Start

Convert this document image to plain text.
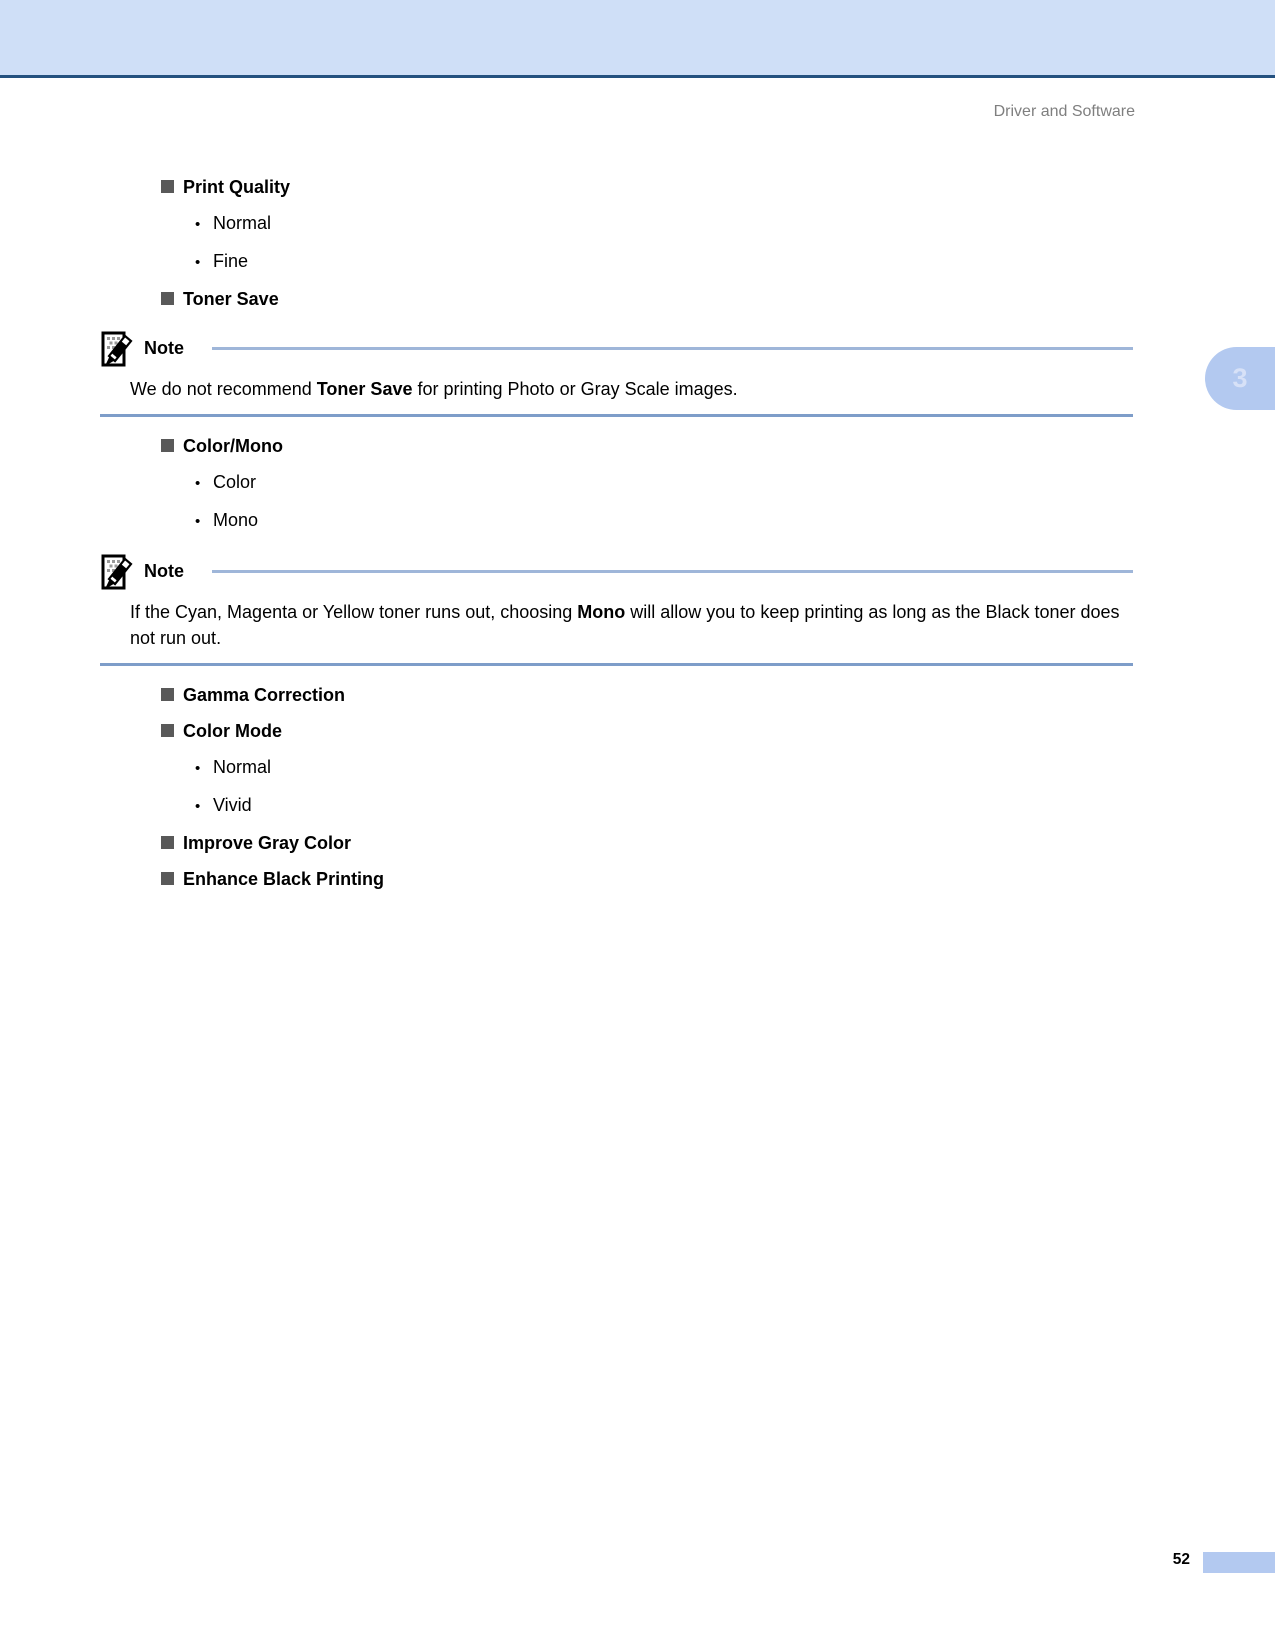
Driver and Software
3
Print Quality

• Normal

• Fine

Toner Save

Note

We do not recommend Toner Save for printing Photo or Gray Scale images.

Color/Mono

• Color

• Mono

Note

If the Cyan, Magenta or Yellow toner runs out, choosing Mono will allow you to keep printing as long as the Black toner does not run out.

Gamma Correction

Color Mode

• Normal

• Vivid

Improve Gray Color

Enhance Black Printing

52
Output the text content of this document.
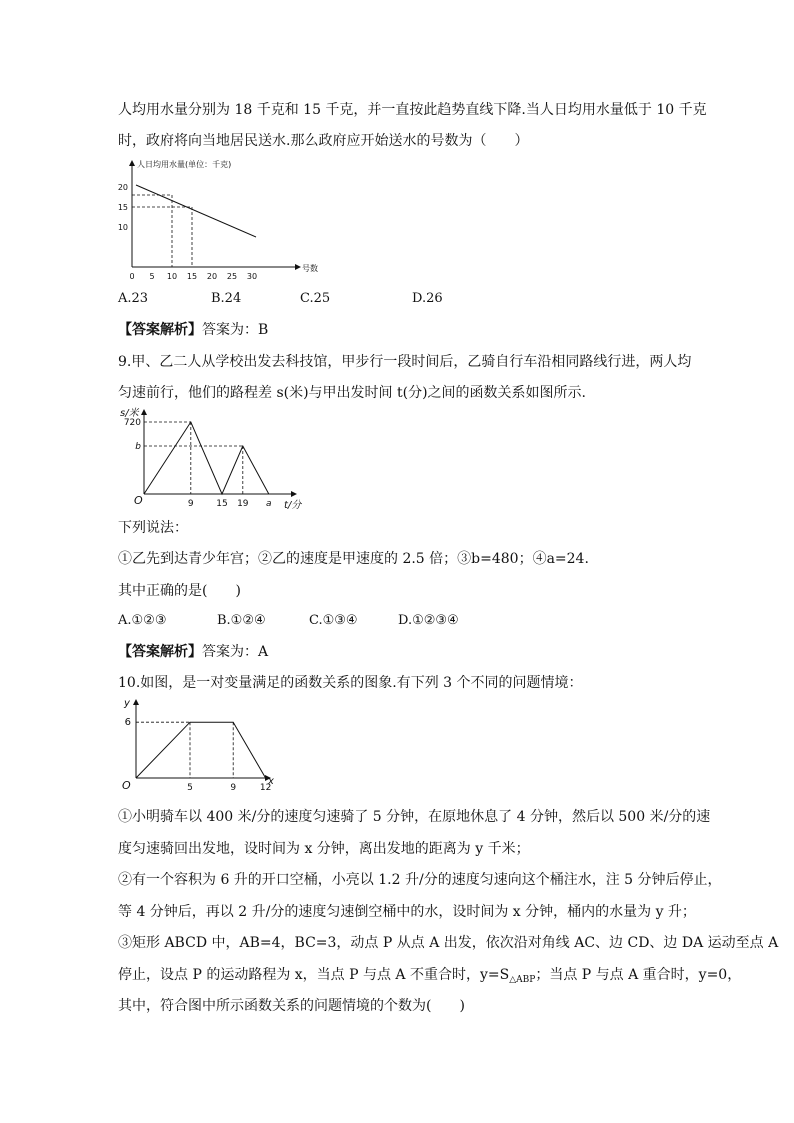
人均用水量分别为 18 千克和 15 千克，并一直按此趋势直线下降.当人日均用水量低于 10 千克
时，政府将向当地居民送水.那么政府应开始送水的号数为（　　）
人日均用水量(单位：千克)
号数
0 5 10 15 20 25 30
10
15
20
A.23	B.24	C.25	D.26
【答案解析】答案为：B
9.甲、乙二人从学校出发去科技馆，甲步行一段时间后，乙骑自行车沿相同路线行进，两人均
匀速前行，他们的路程差 s(米)与甲出发时间 t(分)之间的函数关系如图所示.
s/米
t/分
O	9	15 19 a
720
b
下列说法：
①乙先到达青少年宫；②乙的速度是甲速度的 2.5 倍；③b=480；④a=24.
其中正确的是(　　)
A.①②③	B.①②④	C.①③④	D.①②③④
【答案解析】答案为：A
10.如图，是一对变量满足的函数关系的图象.有下列 3 个不同的问题情境：
y
x
O	5	9	12
6
①小明骑车以 400 米/分的速度匀速骑了 5 分钟，在原地休息了 4 分钟，然后以 500 米/分的速
度匀速骑回出发地，设时间为 x 分钟，离出发地的距离为 y 千米；
②有一个容积为 6 升的开口空桶，小亮以 1.2 升/分的速度匀速向这个桶注水，注 5 分钟后停止，
等 4 分钟后，再以 2 升/分的速度匀速倒空桶中的水，设时间为 x 分钟，桶内的水量为 y 升；
③矩形 ABCD 中，AB=4，BC=3，动点 P 从点 A 出发，依次沿对角线 AC、边 CD、边 DA 运动至点 A
停止，设点 P 的运动路程为 x，当点 P 与点 A 不重合时，$y=S_{\triangle ABP}$；当点 P 与点 A 重合时，y=0，
其中，符合图中所示函数关系的问题情境的个数为(　　)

End

State how many lines of the material contain the string "Gray", with no other words.

2